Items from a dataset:
■ ■ ■ ■ ■ ■ ■

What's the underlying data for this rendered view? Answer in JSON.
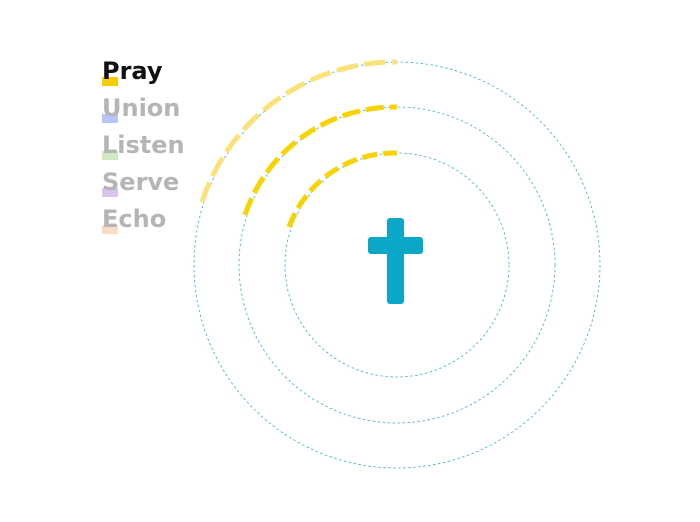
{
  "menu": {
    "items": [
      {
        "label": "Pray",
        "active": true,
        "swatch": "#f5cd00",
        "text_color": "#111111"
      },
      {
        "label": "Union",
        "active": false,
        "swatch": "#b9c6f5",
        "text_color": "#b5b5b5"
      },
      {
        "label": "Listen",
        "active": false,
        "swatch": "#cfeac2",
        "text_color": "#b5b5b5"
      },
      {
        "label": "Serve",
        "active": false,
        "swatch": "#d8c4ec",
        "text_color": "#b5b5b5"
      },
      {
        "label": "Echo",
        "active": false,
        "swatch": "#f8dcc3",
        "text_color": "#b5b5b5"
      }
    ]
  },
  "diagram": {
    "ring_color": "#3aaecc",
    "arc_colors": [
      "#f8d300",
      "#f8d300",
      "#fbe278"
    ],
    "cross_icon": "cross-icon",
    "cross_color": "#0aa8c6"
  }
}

■ ■ ■ ■ ■ ■ ■

## Goal
Copy the records above exactly, leaving out every picture.

## Written answer
What's the underlying data for this rendered view? Answer in JSON.
{
  "menu": {
    "items": [
      {
        "label": "Pray",
        "active": true,
        "swatch": "#f5cd00",
        "text_color": "#111111"
      },
      {
        "label": "Union",
        "active": false,
        "swatch": "#b9c6f5",
        "text_color": "#b5b5b5"
      },
      {
        "label": "Listen",
        "active": false,
        "swatch": "#cfeac2",
        "text_color": "#b5b5b5"
      },
      {
        "label": "Serve",
        "active": false,
        "swatch": "#d8c4ec",
        "text_color": "#b5b5b5"
      },
      {
        "label": "Echo",
        "active": false,
        "swatch": "#f8dcc3",
        "text_color": "#b5b5b5"
      }
    ]
  },
  "diagram": {
    "ring_color": "#3aaecc",
    "arc_colors": [
      "#f8d300",
      "#f8d300",
      "#fbe278"
    ],
    "cross_icon": "cross-icon",
    "cross_color": "#0aa8c6"
  }
}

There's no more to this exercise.